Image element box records
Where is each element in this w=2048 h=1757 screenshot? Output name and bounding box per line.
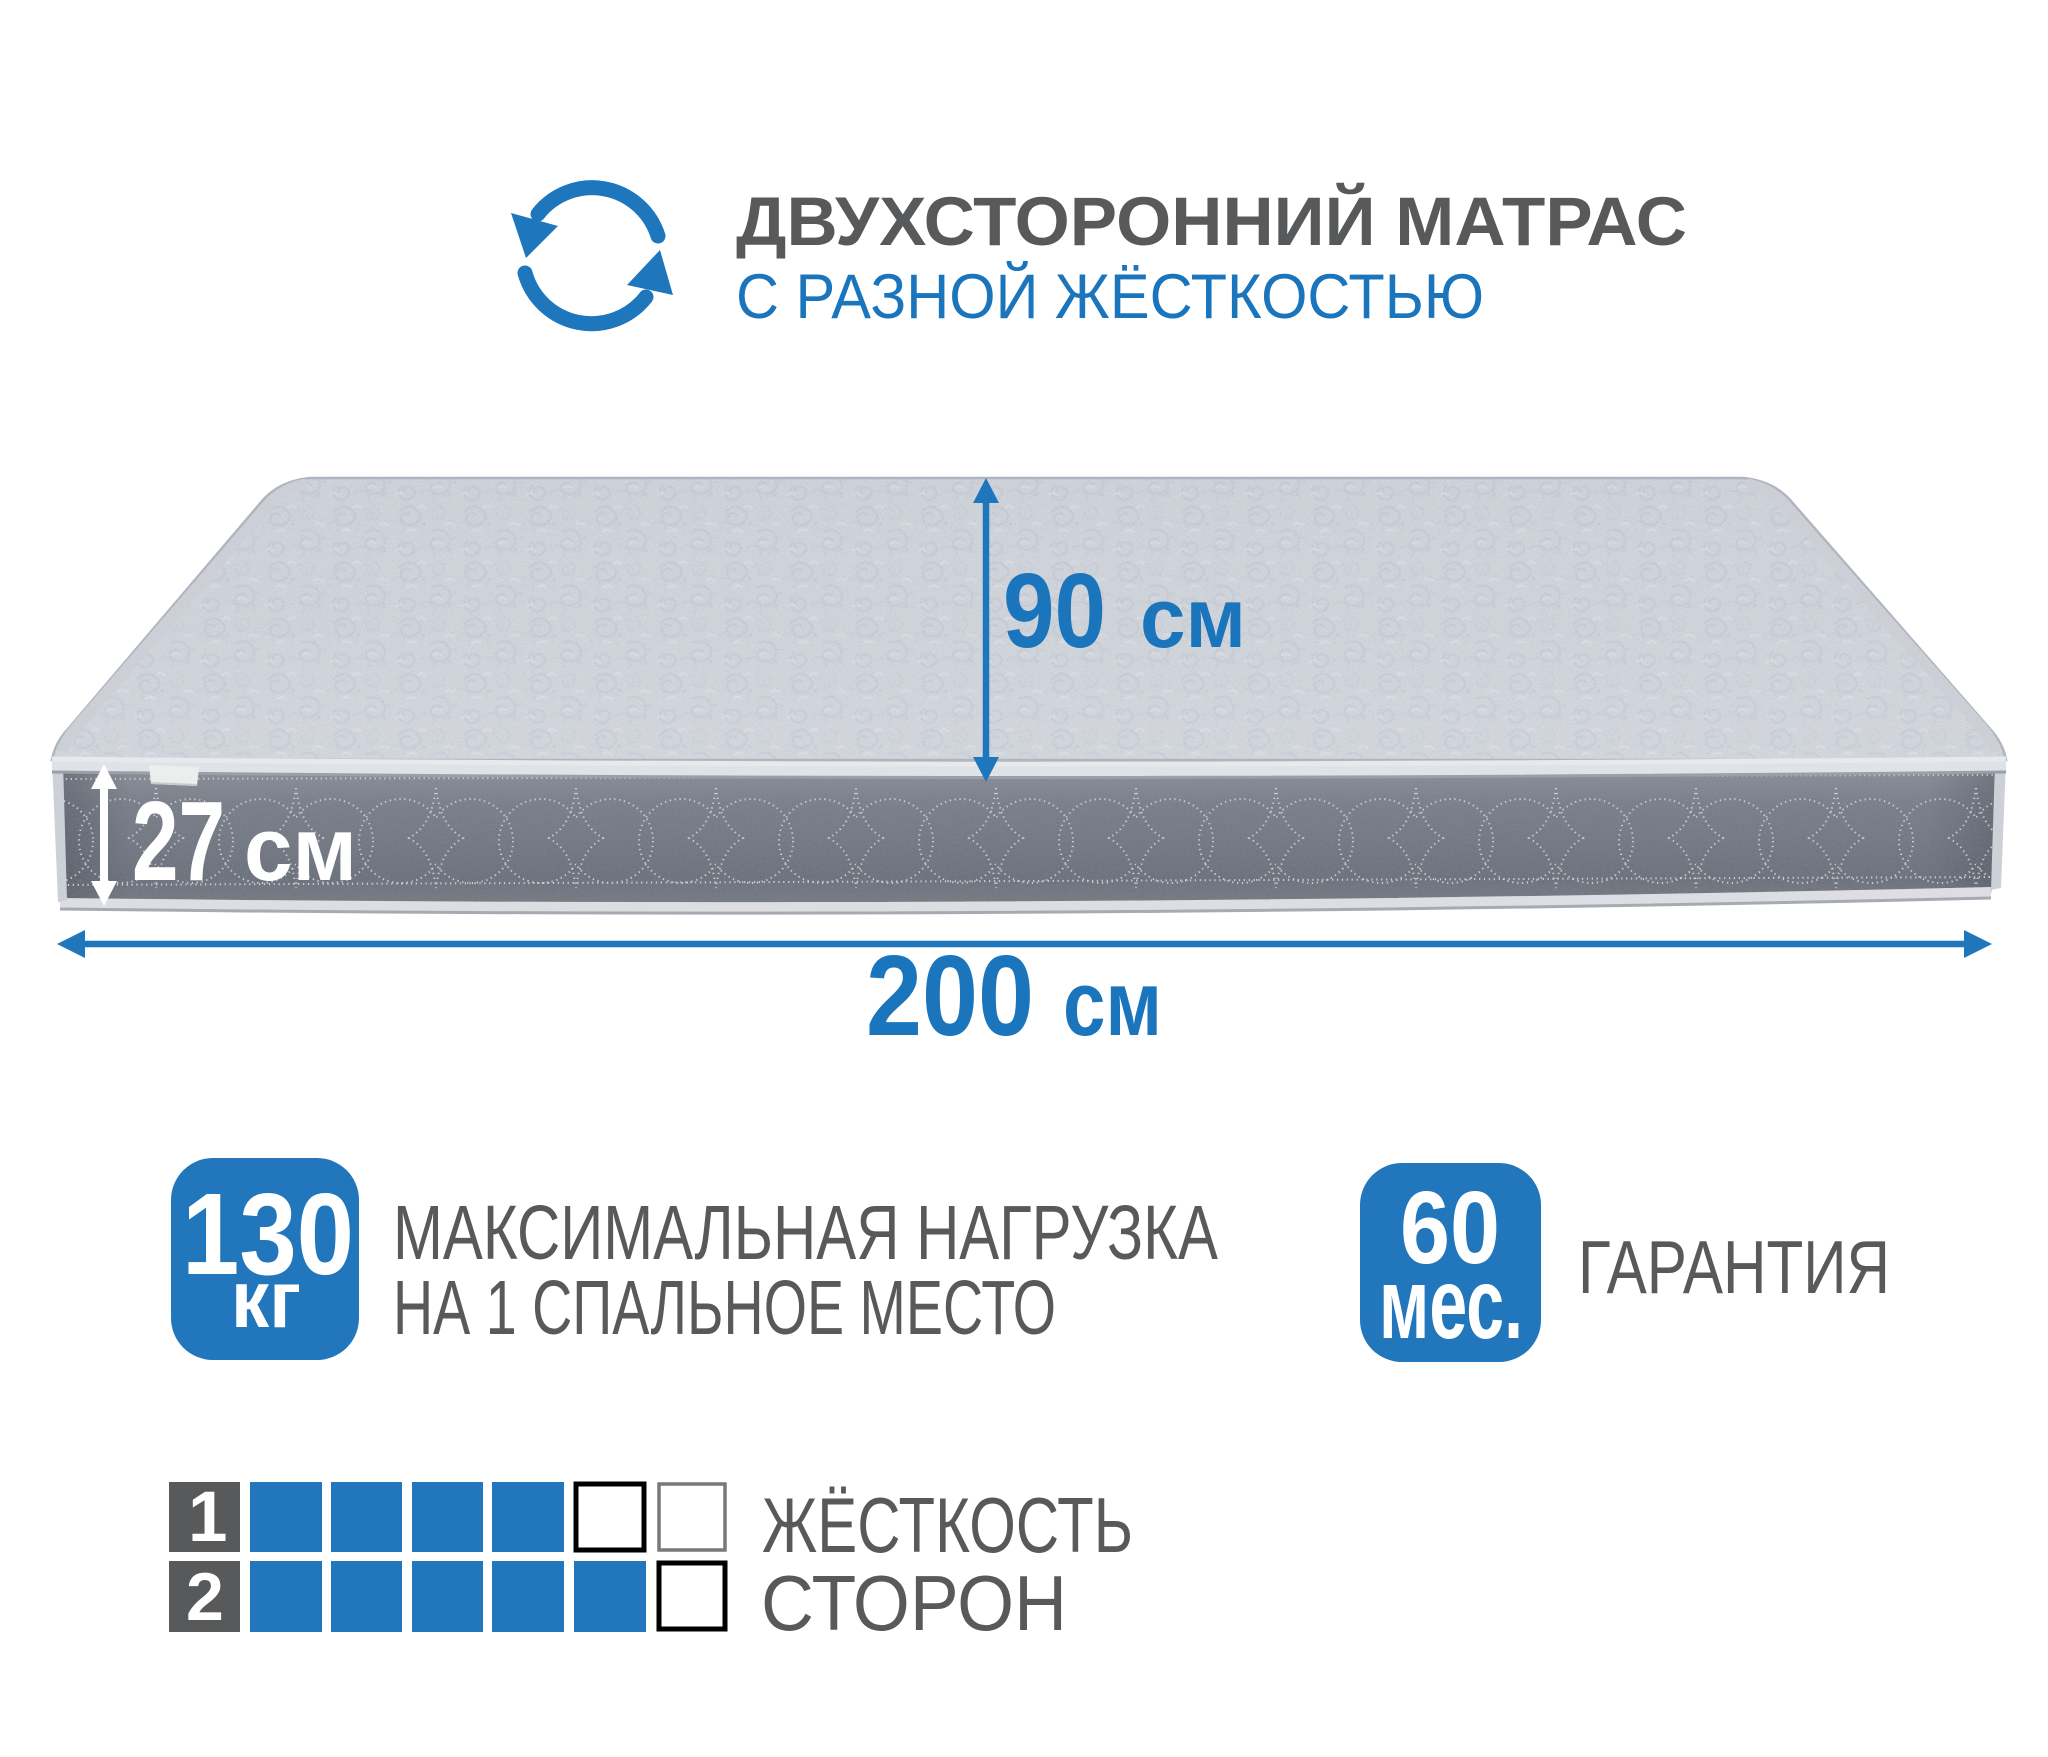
svg-text:ДВУХСТОРОННИЙ МАТРАС: ДВУХСТОРОННИЙ МАТРАС: [736, 182, 1687, 260]
svg-text:ЖЁСТКОСТЬ: ЖЁСТКОСТЬ: [762, 1481, 1133, 1569]
svg-text:см: см: [1063, 953, 1162, 1055]
svg-text:см: см: [1140, 571, 1246, 665]
svg-text:С РАЗНОЙ ЖЁСТКОСТЬЮ: С РАЗНОЙ ЖЁСТКОСТЬЮ: [736, 261, 1484, 332]
svg-text:27: 27: [132, 778, 225, 904]
svg-text:90: 90: [1003, 552, 1106, 670]
svg-text:ГАРАНТИЯ: ГАРАНТИЯ: [1578, 1225, 1890, 1309]
svg-text:см: см: [244, 800, 357, 900]
svg-text:СТОРОН: СТОРОН: [761, 1559, 1067, 1647]
svg-text:МАКСИМАЛЬНАЯ НАГРУЗКА: МАКСИМАЛЬНАЯ НАГРУЗКА: [393, 1190, 1218, 1276]
svg-text:НА 1 СПАЛЬНОЕ МЕСТО: НА 1 СПАЛЬНОЕ МЕСТО: [393, 1265, 1056, 1351]
svg-text:2: 2: [186, 1559, 224, 1635]
svg-text:200: 200: [866, 933, 1034, 1060]
svg-text:1: 1: [188, 1478, 228, 1557]
svg-text:кг: кг: [231, 1255, 301, 1345]
svg-text:мес.: мес.: [1379, 1248, 1523, 1360]
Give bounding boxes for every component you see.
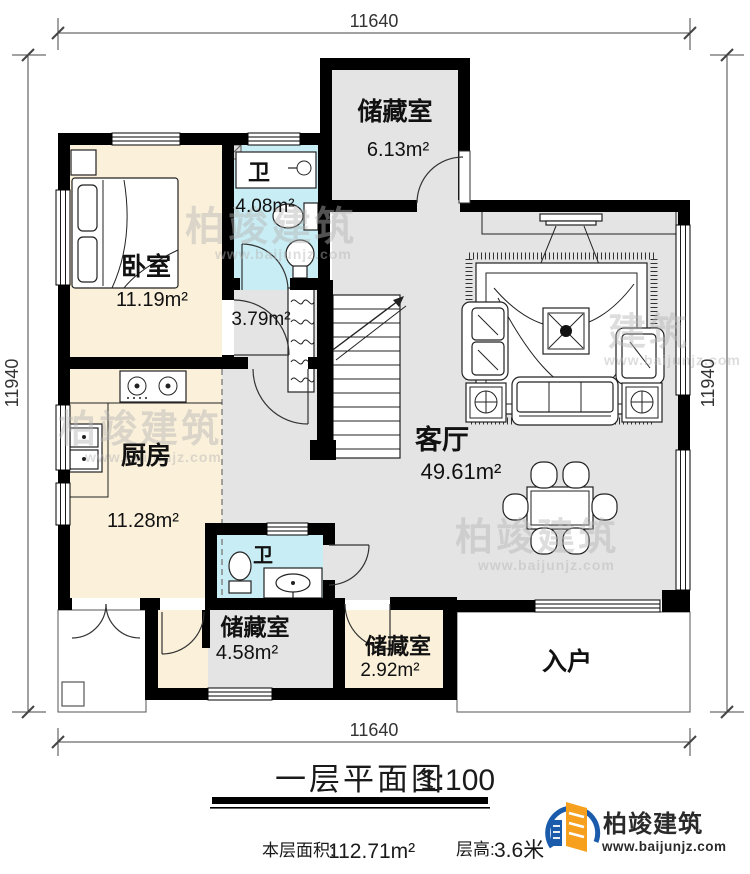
title-underline-thin — [210, 807, 490, 809]
title-block: 一层平面图 1:100 本层面积: 112.71m² 层高: 3.6米 — [210, 762, 544, 863]
dining-chair — [563, 462, 589, 488]
dim-left: 11940 — [2, 359, 22, 408]
floor-height-label: 层高: — [456, 840, 495, 859]
room-living-label: 客厅 — [415, 424, 469, 455]
nightstand — [71, 150, 96, 175]
svg-text:柏竣建筑: 柏竣建筑 — [455, 517, 619, 559]
tv — [540, 214, 602, 221]
floor-height-value: 3.6米 — [494, 839, 544, 862]
room-bedroom-area: 11.19m² — [116, 289, 188, 311]
floor-area-value: 112.71m² — [328, 840, 415, 863]
svg-text:www.baijunjz.com: www.baijunjz.com — [477, 557, 615, 573]
brand-logo: 柏竣建筑 www.baijunjz.com — [548, 802, 727, 854]
pillow — [78, 237, 97, 282]
room-bath2-label: 卫 — [253, 545, 273, 567]
corridor-radiator — [288, 288, 314, 392]
room-storage-top-area: 6.13m² — [367, 139, 430, 161]
room-kitchen-area: 11.28m² — [107, 510, 179, 532]
room-entry-label: 入户 — [542, 647, 592, 676]
title-underline-thick — [212, 797, 488, 804]
room-storage-mid-label: 储藏室 — [365, 634, 431, 659]
plan-scale: 1:100 — [420, 764, 495, 797]
logo-url: www.baijunjz.com — [601, 839, 727, 854]
stove — [120, 371, 186, 402]
room-corridor-area: 3.79m² — [231, 309, 290, 330]
room-bedroom-label: 卧室 — [121, 252, 171, 281]
floorplan-page: 柏竣建筑 www.baijunjz.com 柏竣建筑 www.baijunjz.… — [0, 0, 750, 874]
svg-text:建筑: 建筑 — [608, 312, 690, 354]
room-bath1-area: 4.08m² — [235, 196, 294, 217]
dim-bottom: 11640 — [350, 720, 399, 740]
dim-right: 11940 — [698, 359, 718, 408]
room-kitchen-label: 厨房 — [121, 441, 171, 470]
toilet-base — [229, 581, 251, 593]
pillow — [78, 185, 97, 231]
toilet-bowl — [229, 552, 251, 580]
svg-text:www.baijunjz.com: www.baijunjz.com — [603, 352, 741, 368]
room-storage-left-area: 4.58m² — [216, 642, 279, 664]
floorplan-drawing: 柏竣建筑 www.baijunjz.com 柏竣建筑 www.baijunjz.… — [0, 0, 750, 874]
room-bath1-label: 卫 — [248, 160, 270, 185]
dim-top: 11640 — [350, 11, 399, 31]
dining-chair — [531, 462, 557, 488]
room-living-area: 49.61m² — [421, 459, 502, 484]
svg-text:www.baijunjz.com: www.baijunjz.com — [214, 246, 352, 262]
logo-name: 柏竣建筑 — [603, 810, 703, 838]
room-storage-top-label: 储藏室 — [357, 97, 432, 126]
room-storage-left-label: 储藏室 — [221, 614, 290, 640]
room-storage-mid-area: 2.92m² — [360, 660, 419, 681]
floor-area-label: 本层面积: — [262, 841, 335, 860]
stairs — [330, 295, 406, 458]
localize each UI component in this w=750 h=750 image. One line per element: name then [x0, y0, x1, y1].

Directive
Write out every line of the listing from the one containing "svg-text:ДВУХСТОРОННИЙ МАТРАС: ДВУХСТОРОННИЙ" down to the one containing "svg-text:ГАРАНТИЯ: ГАРАНТИЯ: [1578, 1225, 1890, 1309]", switching "см" to "cm" and changing nothing else. Give only those lines.

Correct output
svg-text:ДВУХСТОРОННИЙ МАТРАС: ДВУХСТОРОННИЙ МАТРАС: [736, 182, 1687, 260]
svg-text:ЖЁСТКОСТЬ: ЖЁСТКОСТЬ: [762, 1481, 1133, 1569]
svg-text:cm: cm: [1063, 953, 1162, 1055]
svg-text:cm: cm: [1140, 571, 1246, 665]
svg-text:С РАЗНОЙ ЖЁСТКОСТЬЮ: С РАЗНОЙ ЖЁСТКОСТЬЮ: [736, 261, 1484, 332]
svg-text:27: 27: [132, 778, 225, 904]
svg-text:90: 90: [1003, 552, 1106, 670]
svg-text:ГАРАНТИЯ: ГАРАНТИЯ: [1578, 1225, 1890, 1309]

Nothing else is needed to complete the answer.